Fragment tekstu:
━━━━━━━━━━━━━━━━━━━━━━━━━━━━━━
Demigod - "Slumber Of Sullen Eyes" (1992)
Jeden z najbardziej kultowych przedstawicieli fińskiego death metalu, czyli właśnie Demigod. No i trzeba przyznać, że to nie lada osiągnięcie przy bardzo ruchomej działalności i dość skromnym dorobku płytowym. W każdym razie, uzasadnienie można znaleźć w muzyce - zwłaszcza tej z czasów do "Slumber Of Sullen Eyes" włącznie. Po serii obiecujących demówek i jednego splita, Demigod pod wodzą wokalisty (a wcześniej również gitarzysty) Esy Lindéna przyłożył bowiem w 1992 roku jednym z najlepszych death metalowych debiutów, jakie ukazały się na fińskich ziemiach: kurewsko ciężkim, o dusznej atmosferze i dość osobliwym podejściu do komponowania. Takim który po prostu z miejsca narobił szumu.
Szum jednak nie był bezpodstawny. "Slumber Of Sullen Eyes" to kawał znakomicie przemyślanego death metalu, który nie nasuwa skojarzeń z żadną inną kapelą i który brzmi barrrdzo po swojemu. Od początku "As I Behold I Despise" kwintet (a tutaj właściwie kwartet - Mika Haapasalo nie nagrywał) zdradza swój specyficzny styl, tj. sporo rytmicznego (i najczęściej nie za szybkiego) grania przełamywanego bardziej pokręconymi riffami, a wszystko to podlane niezwykle dusznym klimatem. Potwierdzenie znaleźć można chociażby w "Towards The Shrouded Infinity", "Dead Soul", tytułowym, "Tears Of God", "Fear Obscures From Within" oraz "The Forlorn", które świetnie zachowują owe proporcje, a przy tym najbardziej urzekają pomysłowością gitar, podziemnym klimatem czy mocarnym growlem Esy.
━━━━━━━━━━━━━━━━━━━━━━━━━━━━━━
(Dane o układzie przestrzennym)
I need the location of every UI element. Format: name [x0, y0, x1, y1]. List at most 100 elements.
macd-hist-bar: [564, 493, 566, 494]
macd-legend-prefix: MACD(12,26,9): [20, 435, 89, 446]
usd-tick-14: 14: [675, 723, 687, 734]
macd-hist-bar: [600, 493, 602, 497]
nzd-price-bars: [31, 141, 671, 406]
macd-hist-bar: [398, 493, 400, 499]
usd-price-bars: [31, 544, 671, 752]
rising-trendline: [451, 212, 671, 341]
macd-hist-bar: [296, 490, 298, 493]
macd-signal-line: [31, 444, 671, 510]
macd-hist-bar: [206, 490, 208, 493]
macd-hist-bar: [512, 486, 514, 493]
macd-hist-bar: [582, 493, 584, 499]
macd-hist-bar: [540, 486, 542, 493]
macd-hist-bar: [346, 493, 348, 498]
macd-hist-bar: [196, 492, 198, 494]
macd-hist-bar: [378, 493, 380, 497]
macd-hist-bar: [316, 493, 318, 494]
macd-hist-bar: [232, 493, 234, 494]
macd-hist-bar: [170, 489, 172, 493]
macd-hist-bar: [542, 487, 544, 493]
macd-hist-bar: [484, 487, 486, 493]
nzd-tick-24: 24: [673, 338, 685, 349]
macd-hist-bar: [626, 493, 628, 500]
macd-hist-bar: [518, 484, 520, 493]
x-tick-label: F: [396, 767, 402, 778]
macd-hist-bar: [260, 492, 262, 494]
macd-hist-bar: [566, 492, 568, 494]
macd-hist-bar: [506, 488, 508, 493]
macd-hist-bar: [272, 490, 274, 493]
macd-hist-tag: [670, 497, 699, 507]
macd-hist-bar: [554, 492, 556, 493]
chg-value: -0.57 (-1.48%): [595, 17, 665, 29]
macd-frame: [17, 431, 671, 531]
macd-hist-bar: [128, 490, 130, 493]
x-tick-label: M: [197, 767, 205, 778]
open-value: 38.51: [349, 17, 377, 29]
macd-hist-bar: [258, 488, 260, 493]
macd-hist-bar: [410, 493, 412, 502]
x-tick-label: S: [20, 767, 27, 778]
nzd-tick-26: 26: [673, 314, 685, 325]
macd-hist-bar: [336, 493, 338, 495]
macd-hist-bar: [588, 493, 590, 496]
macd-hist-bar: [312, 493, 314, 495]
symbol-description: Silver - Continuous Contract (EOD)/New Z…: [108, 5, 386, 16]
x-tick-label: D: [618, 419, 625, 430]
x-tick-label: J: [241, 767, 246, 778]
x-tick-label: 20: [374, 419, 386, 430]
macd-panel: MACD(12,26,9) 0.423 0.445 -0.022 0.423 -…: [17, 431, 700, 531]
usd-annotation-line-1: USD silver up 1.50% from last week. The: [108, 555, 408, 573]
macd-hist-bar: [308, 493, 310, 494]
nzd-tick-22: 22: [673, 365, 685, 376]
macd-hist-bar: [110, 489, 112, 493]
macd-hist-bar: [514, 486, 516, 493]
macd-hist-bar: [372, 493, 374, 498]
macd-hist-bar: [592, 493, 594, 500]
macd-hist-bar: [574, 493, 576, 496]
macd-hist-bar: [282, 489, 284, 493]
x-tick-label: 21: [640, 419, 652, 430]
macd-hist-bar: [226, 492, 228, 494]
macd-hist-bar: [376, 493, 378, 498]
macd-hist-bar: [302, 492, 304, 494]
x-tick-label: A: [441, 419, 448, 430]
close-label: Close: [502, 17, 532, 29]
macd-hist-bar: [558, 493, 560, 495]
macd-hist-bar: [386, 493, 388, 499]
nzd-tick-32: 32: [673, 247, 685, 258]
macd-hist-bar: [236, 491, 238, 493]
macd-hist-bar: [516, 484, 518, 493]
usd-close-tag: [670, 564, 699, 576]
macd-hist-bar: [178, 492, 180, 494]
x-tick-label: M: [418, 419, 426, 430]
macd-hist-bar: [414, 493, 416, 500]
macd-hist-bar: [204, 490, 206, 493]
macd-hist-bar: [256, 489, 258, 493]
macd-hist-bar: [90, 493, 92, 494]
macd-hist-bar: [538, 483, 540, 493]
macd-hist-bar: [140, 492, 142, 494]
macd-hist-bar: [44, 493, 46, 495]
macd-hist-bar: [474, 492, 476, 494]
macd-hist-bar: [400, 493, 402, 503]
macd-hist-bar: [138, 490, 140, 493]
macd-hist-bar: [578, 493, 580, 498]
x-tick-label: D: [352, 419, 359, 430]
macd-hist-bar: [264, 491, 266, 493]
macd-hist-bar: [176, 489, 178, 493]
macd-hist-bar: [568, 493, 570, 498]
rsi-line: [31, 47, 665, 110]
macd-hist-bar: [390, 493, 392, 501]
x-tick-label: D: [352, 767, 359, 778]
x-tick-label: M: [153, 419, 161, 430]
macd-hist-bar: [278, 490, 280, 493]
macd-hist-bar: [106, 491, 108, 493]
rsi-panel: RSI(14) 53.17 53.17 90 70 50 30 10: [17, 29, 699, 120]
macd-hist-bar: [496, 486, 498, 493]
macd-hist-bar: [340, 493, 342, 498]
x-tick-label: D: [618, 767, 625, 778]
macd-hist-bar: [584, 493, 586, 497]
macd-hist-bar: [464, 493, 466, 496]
━━━━━━━━━━━━━━━━━━━━━━━━━━━━━━
Zadanie: Wypisz wszystkie tytuły utworów, które recenzja płyty Demigod podaje w cudzysłowie. Pomiń tytuł samej płyty.

Odpowiedź:
- "As I Behold I Despise"
- "Towards The Shrouded Infinity"
- "Dead Soul"
- "Tears Of God"
- "Fear Obscures From Within"
- "The Forlorn"